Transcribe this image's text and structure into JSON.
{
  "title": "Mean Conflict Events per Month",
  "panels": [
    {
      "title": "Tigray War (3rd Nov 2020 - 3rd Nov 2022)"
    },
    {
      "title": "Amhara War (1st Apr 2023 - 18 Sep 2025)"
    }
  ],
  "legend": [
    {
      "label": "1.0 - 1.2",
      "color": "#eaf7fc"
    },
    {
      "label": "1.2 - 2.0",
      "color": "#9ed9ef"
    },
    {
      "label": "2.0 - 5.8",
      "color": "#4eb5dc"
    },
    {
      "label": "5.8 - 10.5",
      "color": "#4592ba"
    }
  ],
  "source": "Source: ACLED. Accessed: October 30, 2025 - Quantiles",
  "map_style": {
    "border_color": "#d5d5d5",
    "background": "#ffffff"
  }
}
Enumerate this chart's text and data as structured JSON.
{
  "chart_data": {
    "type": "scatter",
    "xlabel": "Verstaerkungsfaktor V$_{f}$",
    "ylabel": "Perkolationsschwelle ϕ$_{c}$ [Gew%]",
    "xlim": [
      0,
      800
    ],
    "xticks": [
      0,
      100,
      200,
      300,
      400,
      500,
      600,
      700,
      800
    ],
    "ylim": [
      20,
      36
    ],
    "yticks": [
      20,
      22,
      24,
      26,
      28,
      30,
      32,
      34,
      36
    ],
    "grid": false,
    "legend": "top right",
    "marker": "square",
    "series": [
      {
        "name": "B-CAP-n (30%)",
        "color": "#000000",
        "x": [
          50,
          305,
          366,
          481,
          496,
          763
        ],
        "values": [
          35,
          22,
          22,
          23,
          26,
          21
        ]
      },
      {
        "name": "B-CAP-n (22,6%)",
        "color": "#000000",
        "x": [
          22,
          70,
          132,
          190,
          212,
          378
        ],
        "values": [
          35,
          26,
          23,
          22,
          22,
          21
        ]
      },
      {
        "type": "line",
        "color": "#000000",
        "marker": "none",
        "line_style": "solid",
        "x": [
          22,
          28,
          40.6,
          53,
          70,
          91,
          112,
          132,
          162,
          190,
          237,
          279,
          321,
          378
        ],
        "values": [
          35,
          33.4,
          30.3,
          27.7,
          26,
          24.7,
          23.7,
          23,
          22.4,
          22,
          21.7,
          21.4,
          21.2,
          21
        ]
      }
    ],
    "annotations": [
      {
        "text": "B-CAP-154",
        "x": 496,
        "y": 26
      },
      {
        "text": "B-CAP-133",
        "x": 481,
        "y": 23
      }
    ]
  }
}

> _WHAT TO WORK ON_
Copy each line above that contains the word "text".

> _SOLVED EXERCISE_
Transcribe this image's text and structure into JSON.
Enumerate this chart's text and data as structured JSON.
        "text": "B-CAP-154",
        "text": "B-CAP-133",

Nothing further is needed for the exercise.